(Dataset items)
■ ■ ■ ■ ■ ■ ■

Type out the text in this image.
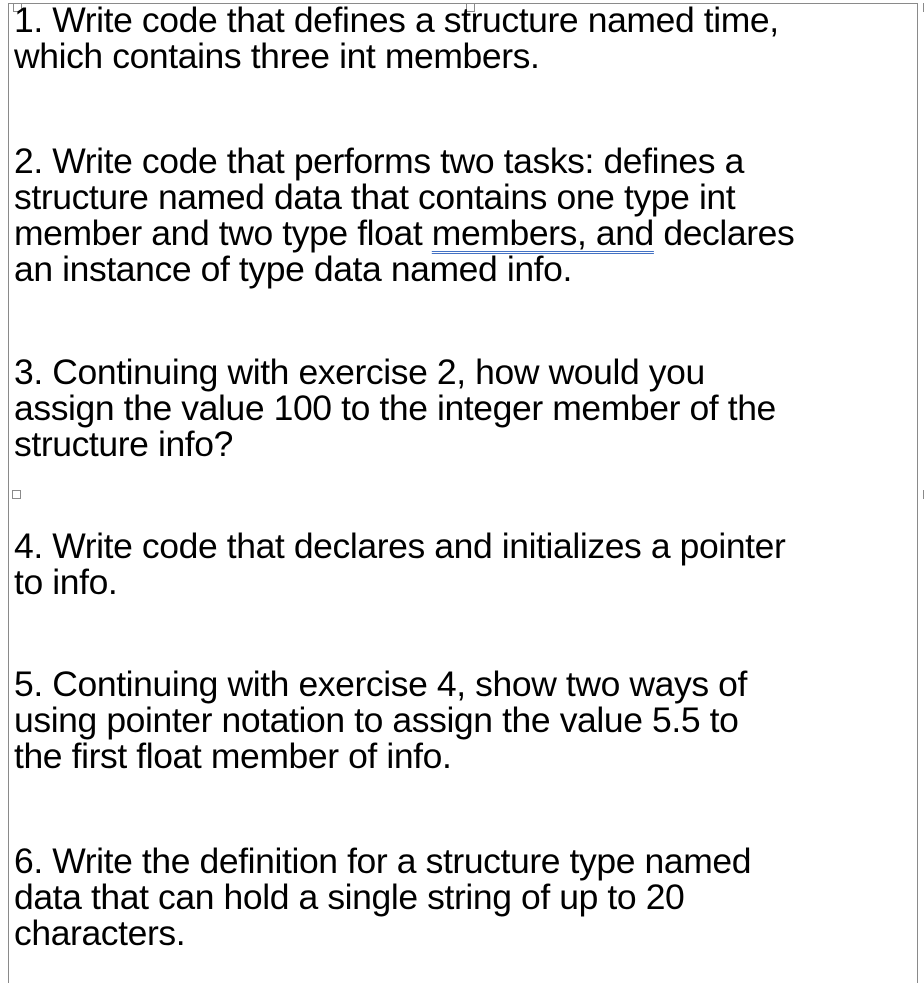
1. Write code that defines a structure named time,
which contains three int members.

2. Write code that performs two tasks: defines a
structure named data that contains one type int
member and two type float members, and declares
an instance of type data named info.

3. Continuing with exercise 2, how would you
assign the value 100 to the integer member of the
structure info?

4. Write code that declares and initializes a pointer
to info.

5. Continuing with exercise 4, show two ways of
using pointer notation to assign the value 5.5 to
the first float member of info.

6. Write the definition for a structure type named
data that can hold a single string of up to 20
characters.
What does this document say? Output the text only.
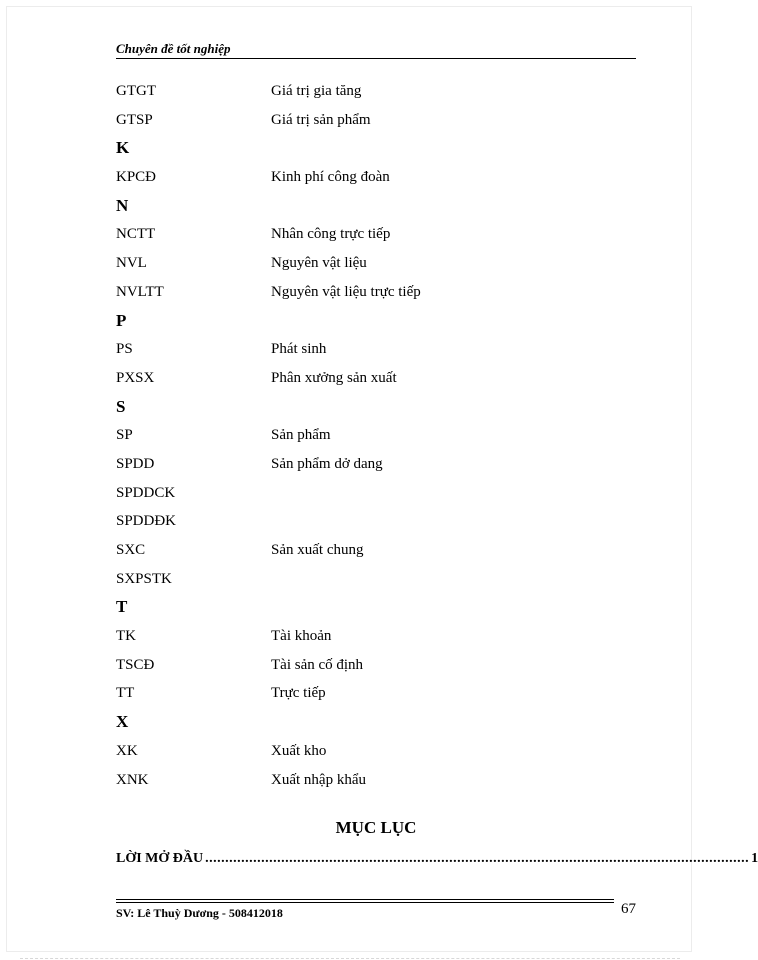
Chuyên đề tốt nghiệp
GTGT	Giá trị gia tăng
GTSP	Giá trị sản phẩm
K
KPCĐ	Kinh phí công đoàn
N
NCTT	Nhân công trực tiếp
NVL	Nguyên vật liệu
NVLTT	Nguyên vật liệu trực tiếp
P
PS	Phát sinh
PXSX	Phân xưởng sản xuất
S
SP	Sản phẩm
SPDD	Sản phẩm dở dang
SPDDCK
SPDDĐK
SXC	Sản xuất chung
SXPSTK
T
TK	Tài khoản
TSCĐ	Tài sản cố định
TT	Trực tiếp
X
XK	Xuất kho
XNK	Xuất nhập khẩu
MỤC LỤC
LỜI MỞ ĐẦU ........................................................................................................................................ 1
SV: Lê Thuỳ Dương - 508412018	67
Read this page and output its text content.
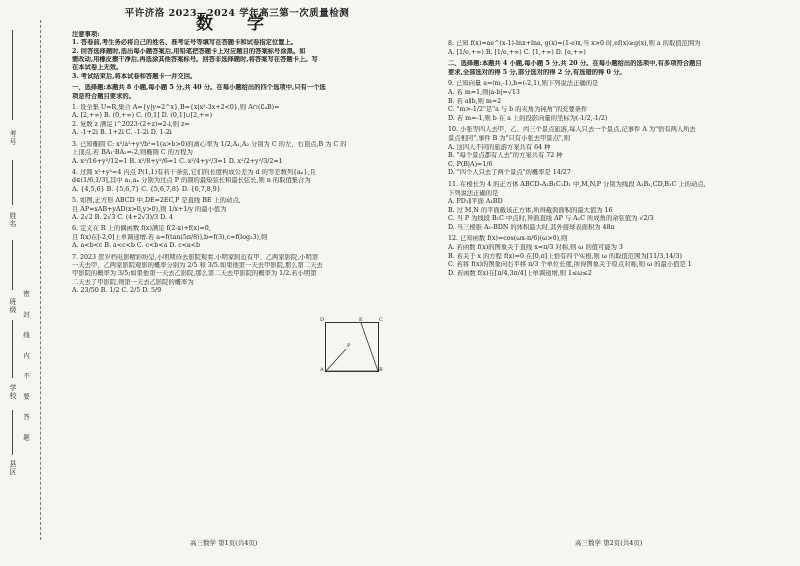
密 封 线 内 不 要 答 题
考号
姓名
班级
学校
县区
平许济洛 2023—2024 学年高三第一次质量检测
数 学

注意事项:

1. 答卷前,考生务必将自己的姓名、准考证号等填写在答题卡和试卷指定位置上。

2. 回答选择题时,选出每小题答案后,用铅笔把答题卡上对应题目的答案标号涂黑。如

需改动,用橡皮擦干净后,再选涂其他答案标号。回答非选择题时,将答案写在答题卡上。写

在本试卷上无效。

3. 考试结束后,将本试卷和答题卡一并交回。

一、选择题:本题共 8 小题,每小题 5 分,共 40 分。在每小题给出的四个选项中,只有一个选

项是符合题目要求的。

1. 设全集 U=R,集合 A={y|y=2^x},B={x|x²-3x+2<0},则 A∩(∁ᵤB)=

A. [2,+∞) B. (0,+∞) C. (0,1] D. (0,1]∪[2,+∞)

2. 复数 z 满足 i^2023·(2+z)=2-i,则 z=

A. -1+2i B. 1+2i C. -1-2i D. 1-2i

3. 已知椭圆 C: x²/a²+y²/b²=1(a>b>0)的离心率为 1/2,A₁,A₂ 分别为 C 的左、右顶点,B 为 C 的

上顶点.若 BA₁·BA₂=-2,则椭圆 C 的方程为

A. x²/16+y²/12=1 B. x²/8+y²/6=1 C. x²/4+y²/3=1 D. x²/2+y²/3/2=1

4. 过圆 x²+y²=4 内点 P(1,1)有若干条弦,它们的长度构成公差为 d 的等差数列{aₙ},且

d∈(1/6,1/3],其中 a₁,aₙ 分别为过点 P 的圆的最短弦长和最长弦长,则 n 的取值集合为

A. {4,5,6} B. {5,6,7} C. {5,6,7,8} D. {6,7,8,9}

5. 如图,正方形 ABCD 中,DE=2EC,P 是直线 BE 上的动点,

且 AP=xAB+yAD(x>0,y>0),则 1/x+1/y 的最小值为

A. 2√2 B. 2√3 C. (4+2√3)/3 D. 4

6. 定义在 R 上的偶函数 f(x)满足 f(2-x)+f(x)=0,

且 f(x)在[-2,0]上单调递增.若 a=f(tan(5π/8)),b=f(3),c=f(log₂3),则

A. a<b<c B. a<c<b C. c<b<a D. c<a<b

7. 2023 贺岁档电影精彩纷呈,小明期待去影院观看.小明家附近有甲、乙两家影院,小明第

一天去甲、乙两家影院观影的概率分别为 2/5 和 3/5.如果他第一天去甲影院,那么第二天去

甲影院的概率为 3/5;如果他第一天去乙影院,那么第二天去甲影院的概率为 1/2.若小明第

二天去了甲影院,则第一天去乙影院的概率为

A. 23/50 B. 1/2 C. 2/5 D. 5/9

D	E	C
A	B
P
高三数学 第1页(共4页)

8. 已知 f(x)=ae^(x-1)-lnx+lna, g(x)=(1-e)x,当 x>0 时,ef(x)≥g(x),则 a 的取值范围为

A. [1/e,+∞) B. [1/e,+∞) C. [1,+∞) D. [e,+∞)

二、选择题:本题共 4 小题,每小题 5 分,共 20 分。在每小题给出的选项中,有多项符合题目

要求,全部选对的得 5 分,部分选对的得 2 分,有选错的得 0 分。

9. 已知向量 a=(m,-1),b=(-2,1),则下列说法正确的是

A. 若 m=1,则|a-b|=√13

B. 若 a∥b,则 m=2

C. "m>-1/2"是"a 与 b 的夹角为钝角"的充要条件

D. 若 m=-1,则 b 在 a 上的投影向量的坐标为(-1/2,-1/2)

10. 小张等四人去甲、乙、丙三个景点旅游,每人只去一个景点,记事件 A 为"恰有两人所去

景点相同",事件 B 为"只有小张去甲景点",则

A. 这四人不同的旅游方案共有 64 种

B. "每个景点都有人去"的方案共有 72 种

C. P(B|A)=1/6

D. "四个人只去了两个景点"的概率是 14/27

11. 在棱长为 4 的正方体 ABCD-A₁B₁C₁D₁ 中,M,N,P 分别为线段 A₁B₁,CD,B₁C 上的动点,

下列说法正确的是

A. PD₁∥平面 A₁BD

B. 过 M,N 的平面截该正方体,所得截面面积的最大值为 16

C. 当 P 为线段 B₁C 中点时,异面直线 AP 与 A₁C 所成角的余弦值为 √2/3

D. 当三棱锥 A₁-BDN 的体积最大时,其外接球表面积为 48π

12. 已知函数 f(x)=cos(ωx-π/6)(ω>0),则

A. 若函数 f(x)的图象关于直线 x=π/3 对称,则 ω 的值可能为 3

B. 若关于 x 的方程 f(x)=0 在[0,π]上恰有四个实根,则 ω 的取值范围为[11/3,14/3)

C. 若将 f(x)的图象向右平移 π/3 个单位长度,所得图象关于原点对称,则 ω 的最小值是 1

D. 若函数 f(x)在[π/4,3π/4]上单调递增,则 1≤ω≤2

高三数学 第2页(共4页)
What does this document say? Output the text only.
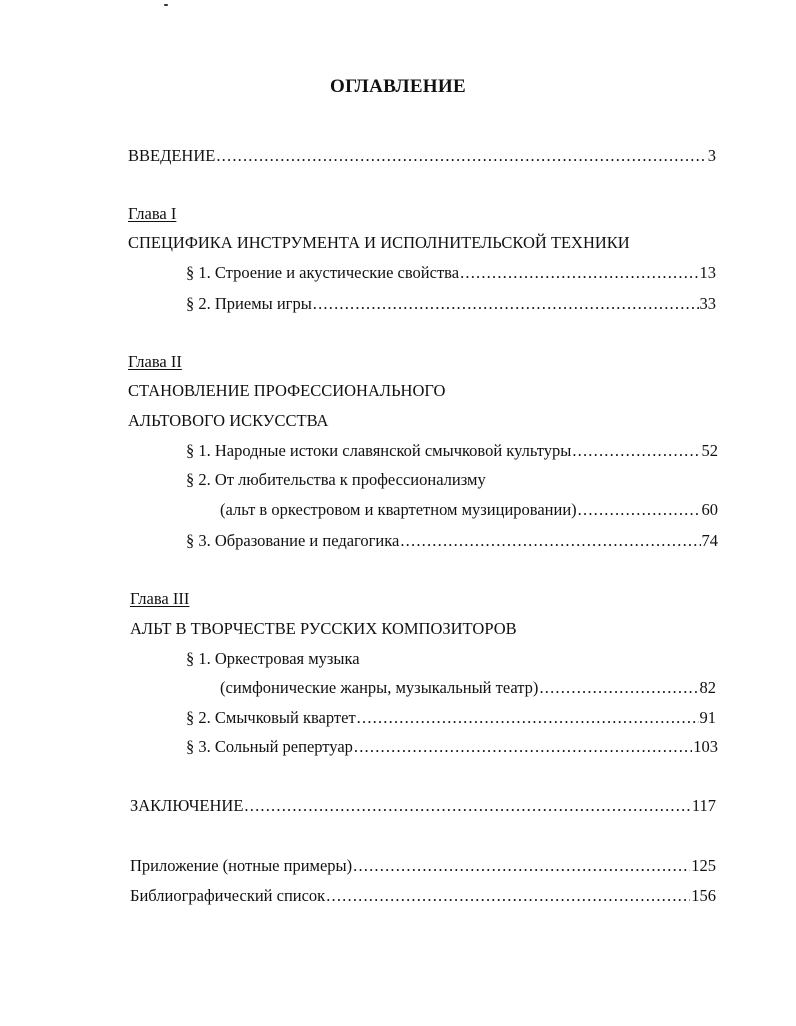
ОГЛАВЛЕНИЕ
ВВЕДЕНИЕ .....	3
Глава I
СПЕЦИФИКА ИНСТРУМЕНТА И ИСПОЛНИТЕЛЬСКОЙ ТЕХНИКИ
§ 1. Строение и акустические свойства .....	13
§ 2. Приемы игры .....	33
Глава II
СТАНОВЛЕНИЕ ПРОФЕССИОНАЛЬНОГО
АЛЬТОВОГО ИСКУССТВА
§ 1. Народные истоки славянской смычковой культуры .....	52
§ 2. От любительства к профессионализму
(альт в оркестровом и квартетном музицировании) .....	60
§ 3. Образование и педагогика .....	74
Глава III
АЛЬТ В ТВОРЧЕСТВЕ РУССКИХ КОМПОЗИТОРОВ
§ 1. Оркестровая музыка
(симфонические жанры, музыкальный театр) .....	82
§ 2. Смычковый квартет .....	91
§ 3. Сольный репертуар .....	103
ЗАКЛЮЧЕНИЕ .....	117
Приложение (нотные примеры) .....	125
Библиографический список .....	156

■ ■ ■ ■ ■ ■ ■

> **Aim of the exercise**:
Gather each line that holds "with".

> **Result of the exercise**:
3. Continuing with exercise 2, how would you
5. Continuing with exercise 4, show two ways of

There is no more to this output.